Work to do >>
Go through the records and copy each line where the word "creditor" occurs.

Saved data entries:
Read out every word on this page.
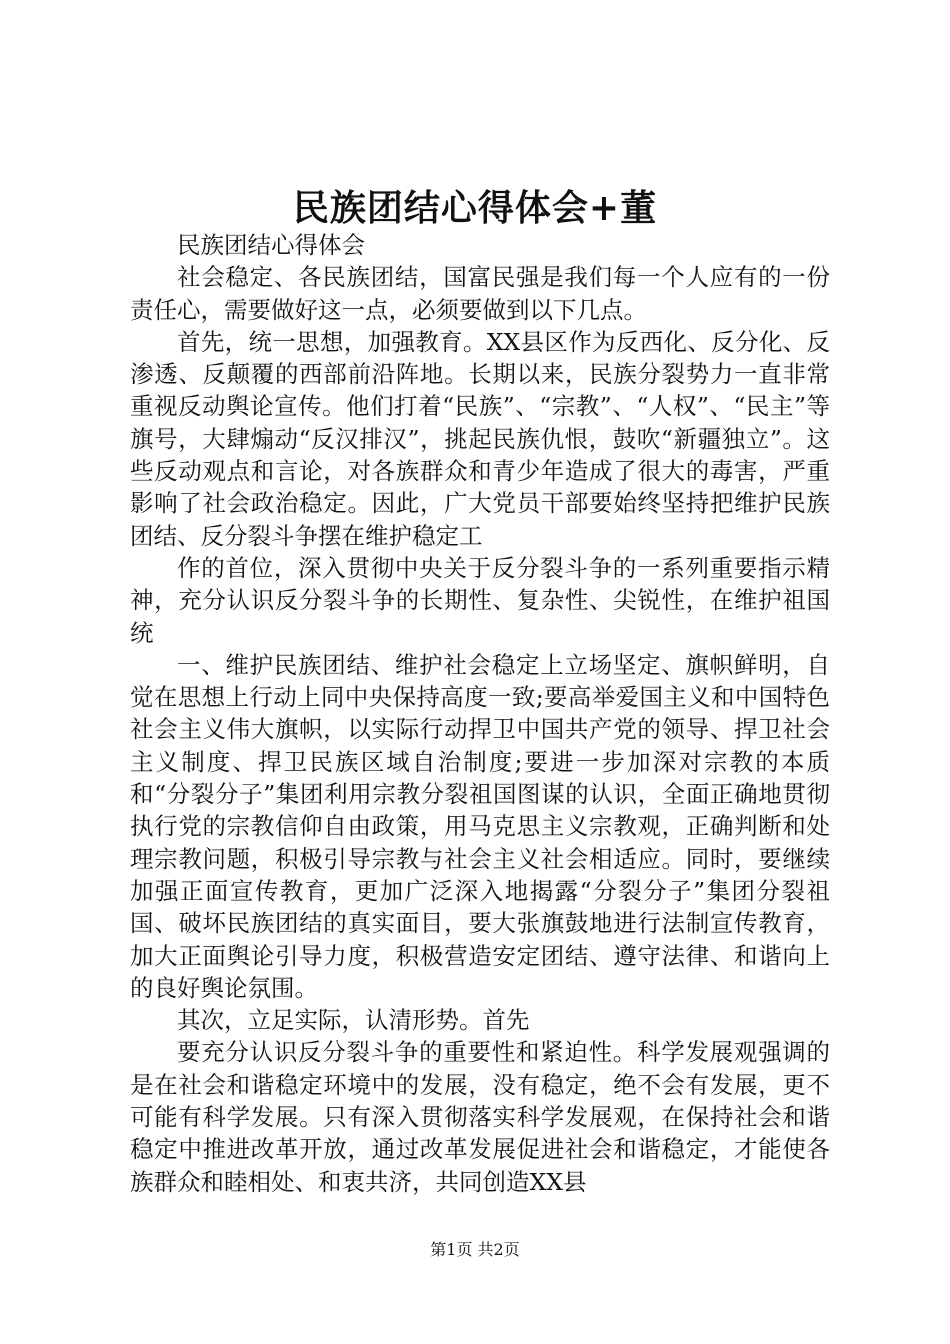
民族团结心得体会+董

民族团结心得体会

社会稳定、各民族团结，国富民强是我们每一个人应有的一份责任心，需要做好这一点，必须要做到以下几点。

首先，统一思想，加强教育。XX县区作为反西化、反分化、反渗透、反颠覆的西部前沿阵地。长期以来，民族分裂势力一直非常重视反动舆论宣传。他们打着“民族”、“宗教”、“人权”、“民主”等旗号，大肆煽动“反汉排汉”，挑起民族仇恨，鼓吹“新疆独立”。这些反动观点和言论，对各族群众和青少年造成了很大的毒害，严重影响了社会政治稳定。因此，广大党员干部要始终坚持把维护民族团结、反分裂斗争摆在维护稳定工

作的首位，深入贯彻中央关于反分裂斗争的一系列重要指示精神，充分认识反分裂斗争的长期性、复杂性、尖锐性，在维护祖国统

一、维护民族团结、维护社会稳定上立场坚定、旗帜鲜明，自觉在思想上行动上同中央保持高度一致;要高举爱国主义和中国特色社会主义伟大旗帜，以实际行动捍卫中国共产党的领导、捍卫社会主义制度、捍卫民族区域自治制度;要进一步加深对宗教的本质和“分裂分子”集团利用宗教分裂祖国图谋的认识，全面正确地贯彻执行党的宗教信仰自由政策，用马克思主义宗教观，正确判断和处理宗教问题，积极引导宗教与社会主义社会相适应。同时，要继续加强正面宣传教育，更加广泛深入地揭露“分裂分子”集团分裂祖国、破坏民族团结的真实面目，要大张旗鼓地进行法制宣传教育，加大正面舆论引导力度，积极营造安定团结、遵守法律、和谐向上的良好舆论氛围。

其次，立足实际，认清形势。首先

要充分认识反分裂斗争的重要性和紧迫性。科学发展观强调的是在社会和谐稳定环境中的发展，没有稳定，绝不会有发展，更不可能有科学发展。只有深入贯彻落实科学发展观，在保持社会和谐稳定中推进改革开放，通过改革发展促进社会和谐稳定，才能使各族群众和睦相处、和衷共济，共同创造XX县

第1页 共2页
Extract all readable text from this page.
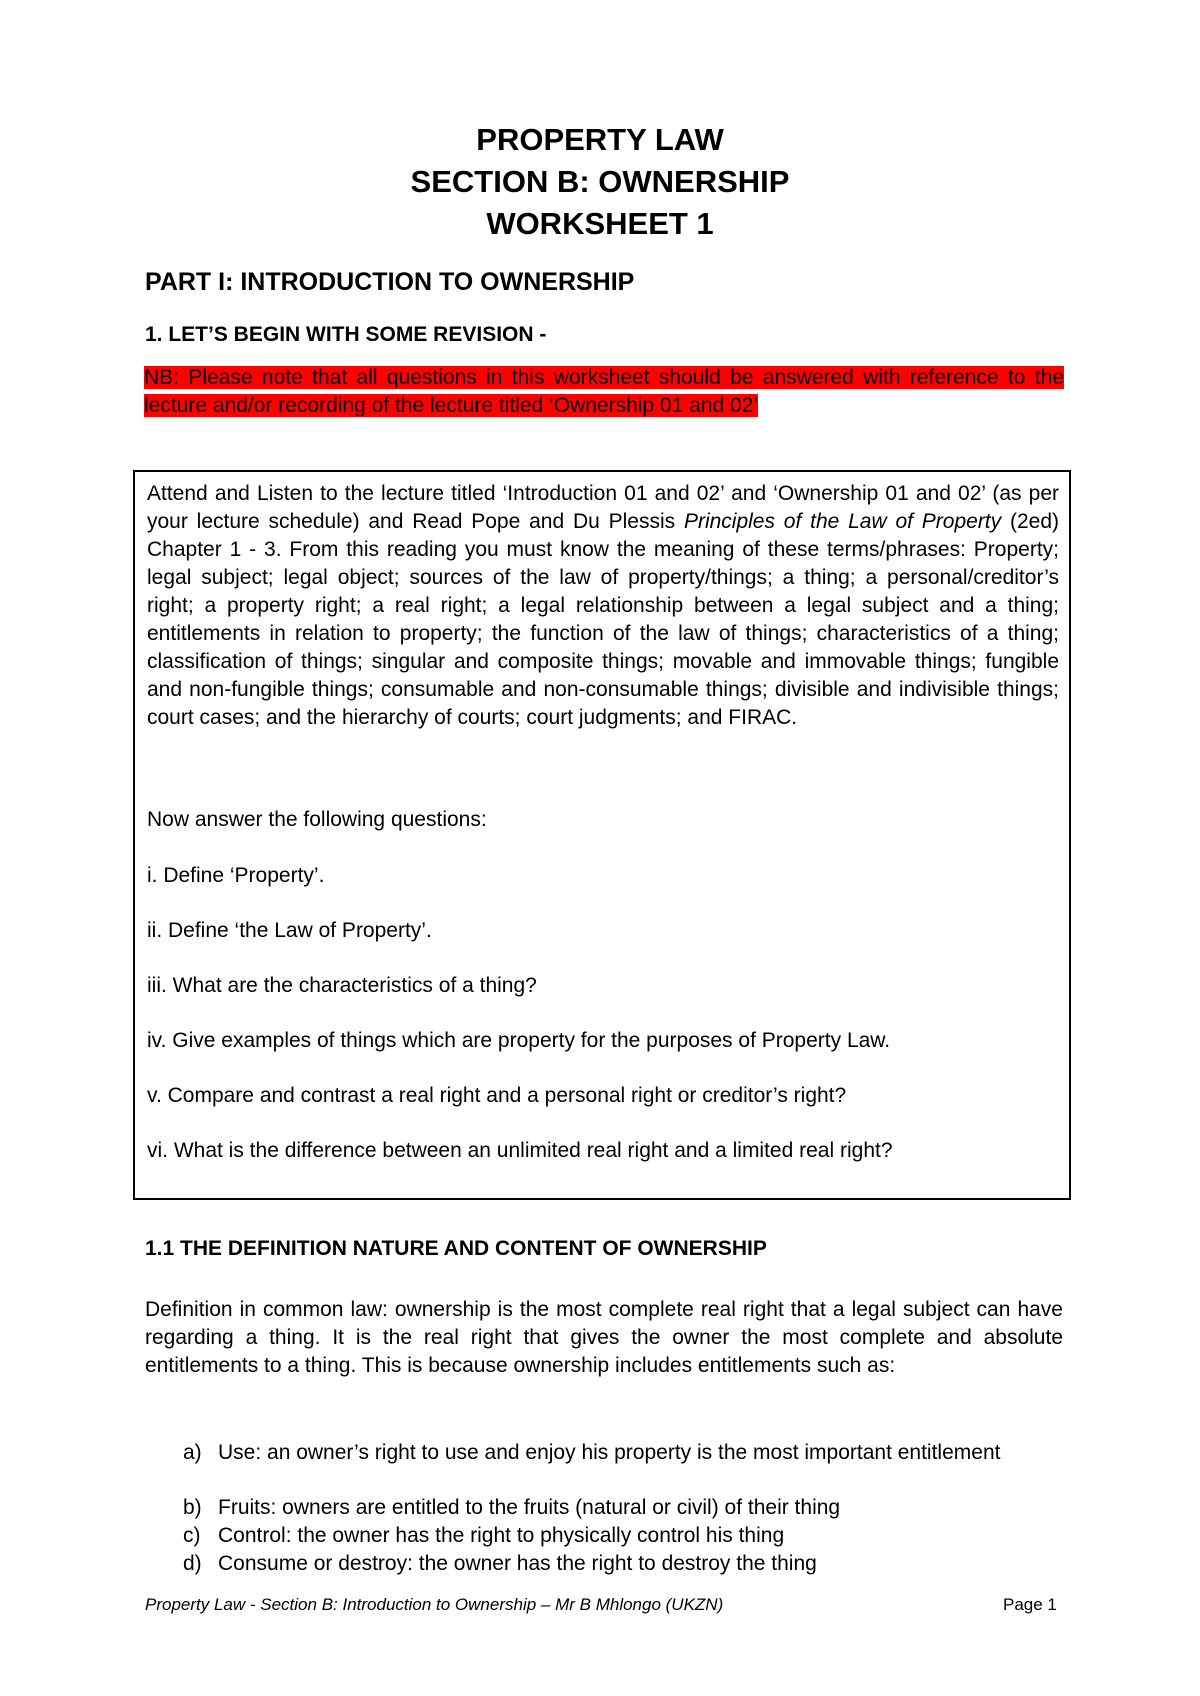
PROPERTY LAW
SECTION B: OWNERSHIP
WORKSHEET 1
PART I: INTRODUCTION TO OWNERSHIP
1. LET’S BEGIN WITH SOME REVISION -
NB: Please note that all questions in this worksheet should be answered with reference to the lecture and/or recording of the lecture titled ‘Ownership 01 and 02’
Attend and Listen to the lecture titled ‘Introduction 01 and 02’ and ‘Ownership 01 and 02’ (as per your lecture schedule) and Read Pope and Du Plessis Principles of the Law of Property (2ed) Chapter 1 - 3. From this reading you must know the meaning of these terms/phrases: Property; legal subject; legal object; sources of the law of property/things; a thing; a personal/creditor’s right; a property right; a real right; a legal relationship between a legal subject and a thing; entitlements in relation to property; the function of the law of things; characteristics of a thing; classification of things; singular and composite things; movable and immovable things; fungible and non-fungible things; consumable and non-consumable things; divisible and indivisible things; court cases; and the hierarchy of courts; court judgments; and FIRAC.
Now answer the following questions:
i. Define ‘Property’.
ii. Define ‘the Law of Property’.
iii. What are the characteristics of a thing?
iv. Give examples of things which are property for the purposes of Property Law.
v. Compare and contrast a real right and a personal right or creditor’s right?
vi. What is the difference between an unlimited real right and a limited real right?
1.1 THE DEFINITION NATURE AND CONTENT OF OWNERSHIP
Definition in common law: ownership is the most complete real right that a legal subject can have regarding a thing. It is the real right that gives the owner the most complete and absolute entitlements to a thing. This is because ownership includes entitlements such as:
a) Use: an owner’s right to use and enjoy his property is the most important entitlement
b) Fruits: owners are entitled to the fruits (natural or civil) of their thing
c) Control: the owner has the right to physically control his thing
d) Consume or destroy: the owner has the right to destroy the thing
Property Law - Section B: Introduction to Ownership – Mr B Mhlongo (UKZN)	Page 1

Solution to the problem >>
Attend and Listen to the lecture titled ‘Introduction 01 and 02’ and ‘Ownership 01 and 02’ (as per your lecture schedule) and Read Pope and Du Plessis Principles of the Law of Property (2ed) Chapter 1 - 3. From this reading you must know the meaning of these terms/phrases: Property; legal subject; legal object; sources of the law of property/things; a thing; a personal/creditor’s right; a property right; a real right; a legal relationship between a legal subject and a thing; entitlements in relation to property; the function of the law of things; characteristics of a thing; classification of things; singular and composite things; movable and immovable things; fungible and non-fungible things; consumable and non-consumable things; divisible and indivisible things; court cases; and the hierarchy of courts; court judgments; and FIRAC.
v. Compare and contrast a real right and a personal right or creditor’s right?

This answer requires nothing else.